Dataset excerpts
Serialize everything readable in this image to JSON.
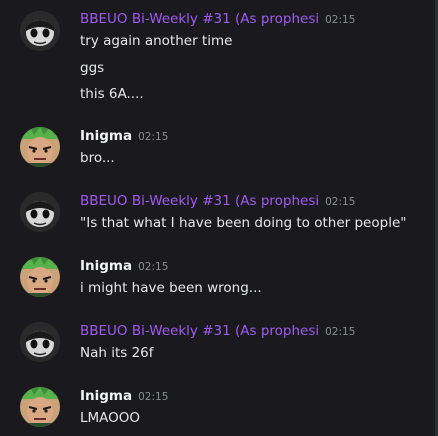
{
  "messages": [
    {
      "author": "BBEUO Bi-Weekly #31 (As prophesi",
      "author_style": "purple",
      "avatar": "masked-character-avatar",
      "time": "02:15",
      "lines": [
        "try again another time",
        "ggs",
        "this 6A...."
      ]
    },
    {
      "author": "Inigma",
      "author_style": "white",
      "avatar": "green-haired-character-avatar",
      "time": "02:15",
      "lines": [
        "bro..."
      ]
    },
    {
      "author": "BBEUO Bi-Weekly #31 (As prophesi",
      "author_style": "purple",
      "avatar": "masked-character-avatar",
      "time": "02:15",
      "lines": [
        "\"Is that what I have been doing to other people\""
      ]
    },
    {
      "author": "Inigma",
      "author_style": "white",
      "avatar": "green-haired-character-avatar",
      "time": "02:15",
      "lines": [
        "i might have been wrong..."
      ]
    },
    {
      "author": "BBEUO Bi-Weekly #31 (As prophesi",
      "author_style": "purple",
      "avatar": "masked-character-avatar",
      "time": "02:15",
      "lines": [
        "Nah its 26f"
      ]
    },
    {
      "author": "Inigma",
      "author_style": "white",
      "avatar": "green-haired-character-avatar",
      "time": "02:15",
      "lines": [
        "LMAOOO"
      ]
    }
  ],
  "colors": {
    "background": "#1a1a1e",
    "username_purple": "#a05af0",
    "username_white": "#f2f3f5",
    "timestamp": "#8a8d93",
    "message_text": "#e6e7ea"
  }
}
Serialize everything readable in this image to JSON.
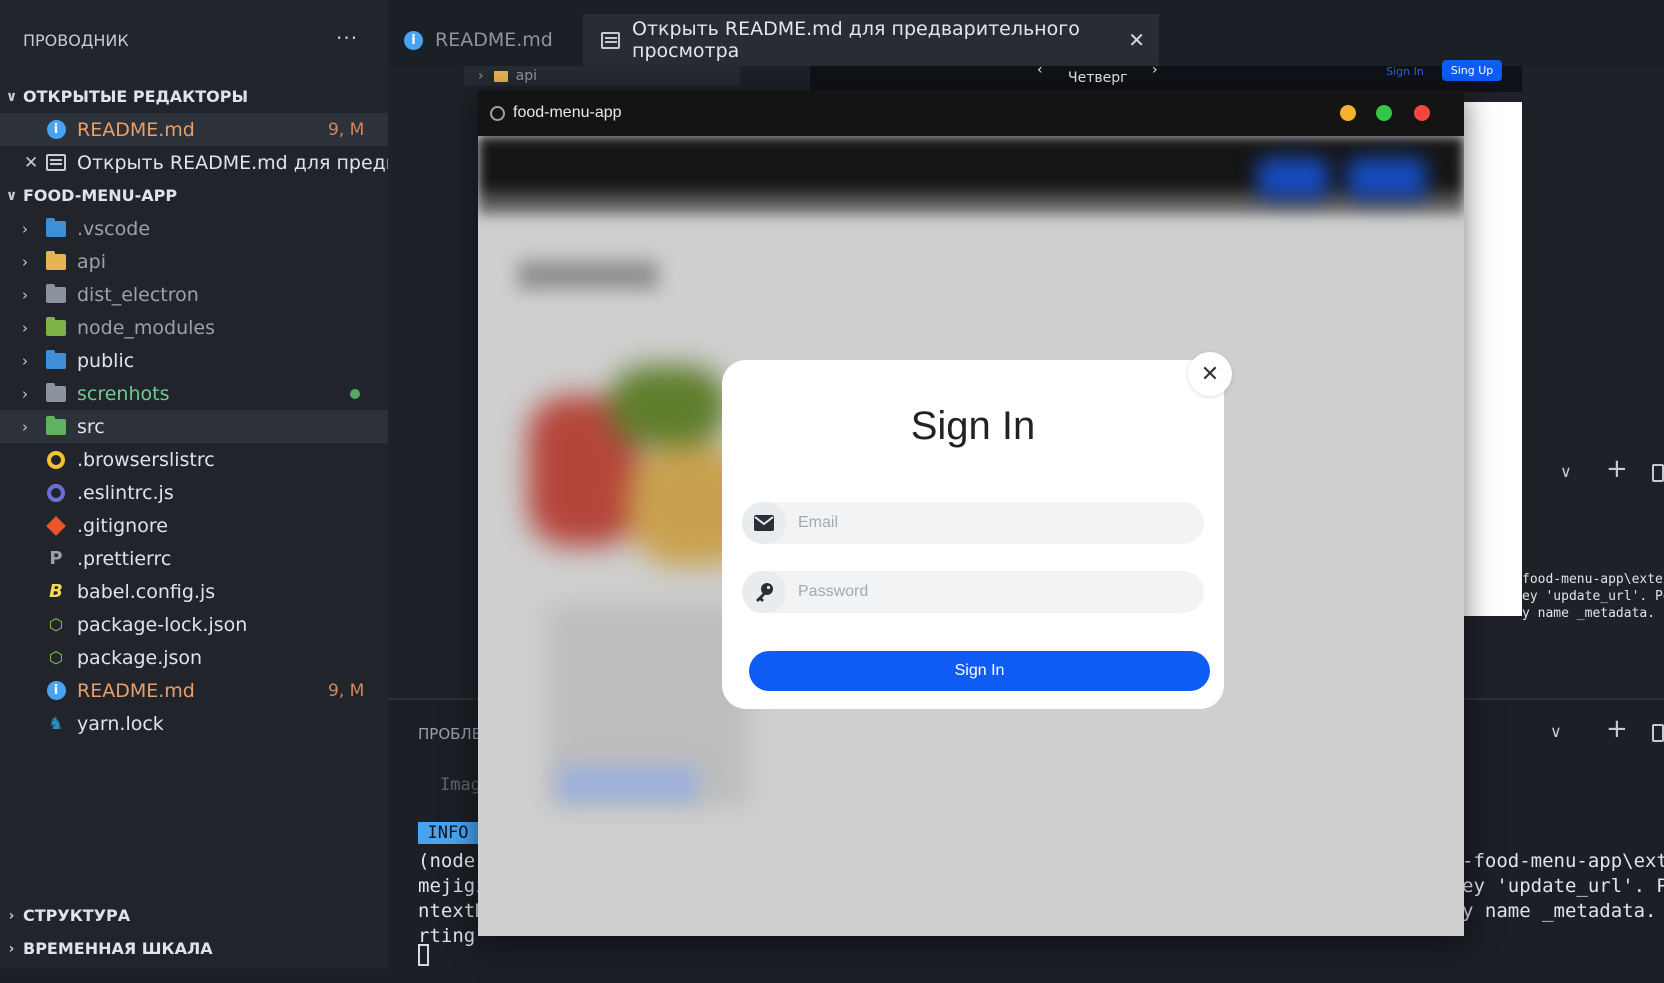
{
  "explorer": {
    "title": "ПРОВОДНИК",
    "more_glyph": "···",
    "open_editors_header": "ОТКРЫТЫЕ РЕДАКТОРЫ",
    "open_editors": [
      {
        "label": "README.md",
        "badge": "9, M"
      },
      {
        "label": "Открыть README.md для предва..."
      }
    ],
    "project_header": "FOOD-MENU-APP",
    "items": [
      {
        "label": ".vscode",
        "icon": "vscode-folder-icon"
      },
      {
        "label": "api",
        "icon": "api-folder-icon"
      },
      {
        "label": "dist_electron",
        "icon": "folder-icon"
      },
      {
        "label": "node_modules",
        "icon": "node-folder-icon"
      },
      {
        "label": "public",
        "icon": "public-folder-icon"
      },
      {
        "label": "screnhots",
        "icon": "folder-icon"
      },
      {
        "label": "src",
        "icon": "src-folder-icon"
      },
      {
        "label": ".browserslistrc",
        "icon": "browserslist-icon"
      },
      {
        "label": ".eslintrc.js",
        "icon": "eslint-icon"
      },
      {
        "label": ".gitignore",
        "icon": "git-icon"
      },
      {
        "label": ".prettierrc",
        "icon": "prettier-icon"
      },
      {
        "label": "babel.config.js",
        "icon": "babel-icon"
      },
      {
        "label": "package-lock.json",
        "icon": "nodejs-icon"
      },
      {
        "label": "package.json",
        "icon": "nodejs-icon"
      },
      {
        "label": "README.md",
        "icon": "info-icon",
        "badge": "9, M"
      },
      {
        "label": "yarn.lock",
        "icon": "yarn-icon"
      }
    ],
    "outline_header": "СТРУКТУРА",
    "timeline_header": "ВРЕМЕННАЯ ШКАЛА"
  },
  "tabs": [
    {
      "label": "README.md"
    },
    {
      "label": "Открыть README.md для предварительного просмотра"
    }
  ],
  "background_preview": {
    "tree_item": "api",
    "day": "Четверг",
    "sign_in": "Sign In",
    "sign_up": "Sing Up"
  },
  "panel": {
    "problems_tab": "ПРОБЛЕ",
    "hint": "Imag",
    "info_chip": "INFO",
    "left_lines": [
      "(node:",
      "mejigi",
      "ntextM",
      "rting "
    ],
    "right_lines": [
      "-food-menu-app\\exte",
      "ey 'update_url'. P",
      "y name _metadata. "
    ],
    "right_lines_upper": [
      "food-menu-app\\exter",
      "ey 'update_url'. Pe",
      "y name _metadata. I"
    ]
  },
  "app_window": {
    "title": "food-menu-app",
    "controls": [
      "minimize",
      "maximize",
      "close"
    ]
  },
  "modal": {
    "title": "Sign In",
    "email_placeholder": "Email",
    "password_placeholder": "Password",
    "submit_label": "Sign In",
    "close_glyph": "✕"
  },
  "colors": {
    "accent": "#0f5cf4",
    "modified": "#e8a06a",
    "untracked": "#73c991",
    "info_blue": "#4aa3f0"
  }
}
--
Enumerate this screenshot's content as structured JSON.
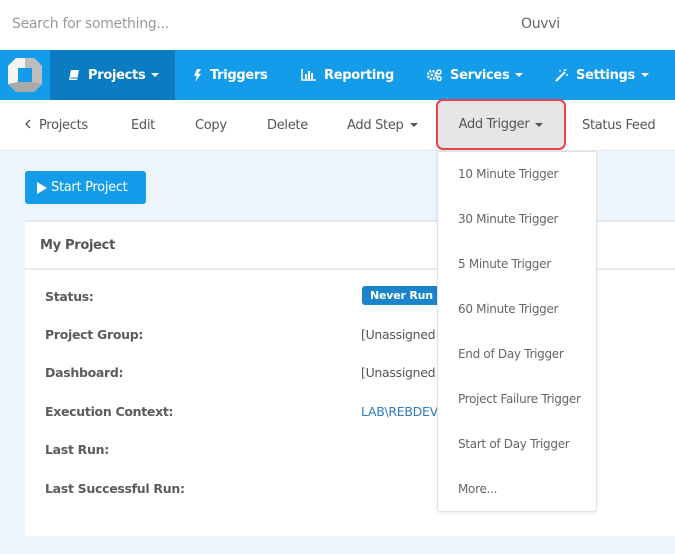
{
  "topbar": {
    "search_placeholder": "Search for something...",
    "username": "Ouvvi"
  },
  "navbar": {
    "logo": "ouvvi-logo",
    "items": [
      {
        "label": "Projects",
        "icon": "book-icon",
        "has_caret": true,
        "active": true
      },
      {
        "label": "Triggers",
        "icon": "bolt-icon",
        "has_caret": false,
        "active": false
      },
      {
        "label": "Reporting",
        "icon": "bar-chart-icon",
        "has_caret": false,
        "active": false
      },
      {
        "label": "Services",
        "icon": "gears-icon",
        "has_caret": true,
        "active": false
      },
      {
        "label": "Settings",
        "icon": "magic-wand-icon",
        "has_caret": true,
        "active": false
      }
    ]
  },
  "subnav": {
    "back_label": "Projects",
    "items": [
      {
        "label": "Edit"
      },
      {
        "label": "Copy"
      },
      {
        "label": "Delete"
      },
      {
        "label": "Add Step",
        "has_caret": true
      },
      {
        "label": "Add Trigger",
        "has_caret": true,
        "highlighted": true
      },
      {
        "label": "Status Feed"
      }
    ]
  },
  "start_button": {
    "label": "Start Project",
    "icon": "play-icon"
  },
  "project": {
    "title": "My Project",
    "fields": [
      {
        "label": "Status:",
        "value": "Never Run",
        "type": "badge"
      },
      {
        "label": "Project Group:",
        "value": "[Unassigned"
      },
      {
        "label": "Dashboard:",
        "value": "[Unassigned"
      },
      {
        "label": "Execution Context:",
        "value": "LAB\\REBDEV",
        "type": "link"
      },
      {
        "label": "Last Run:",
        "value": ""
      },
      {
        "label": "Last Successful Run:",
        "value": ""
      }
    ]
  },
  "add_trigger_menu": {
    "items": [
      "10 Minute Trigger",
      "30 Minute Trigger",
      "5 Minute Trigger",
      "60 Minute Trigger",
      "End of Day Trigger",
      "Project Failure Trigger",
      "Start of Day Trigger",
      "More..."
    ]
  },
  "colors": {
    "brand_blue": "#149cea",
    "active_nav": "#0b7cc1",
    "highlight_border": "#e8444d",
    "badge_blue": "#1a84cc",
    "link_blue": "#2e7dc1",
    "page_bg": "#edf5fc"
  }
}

» Set problem
Copy all lines from the data that hold the word "public".

» Solution
        "label": "public",
        "icon": "public-folder-icon"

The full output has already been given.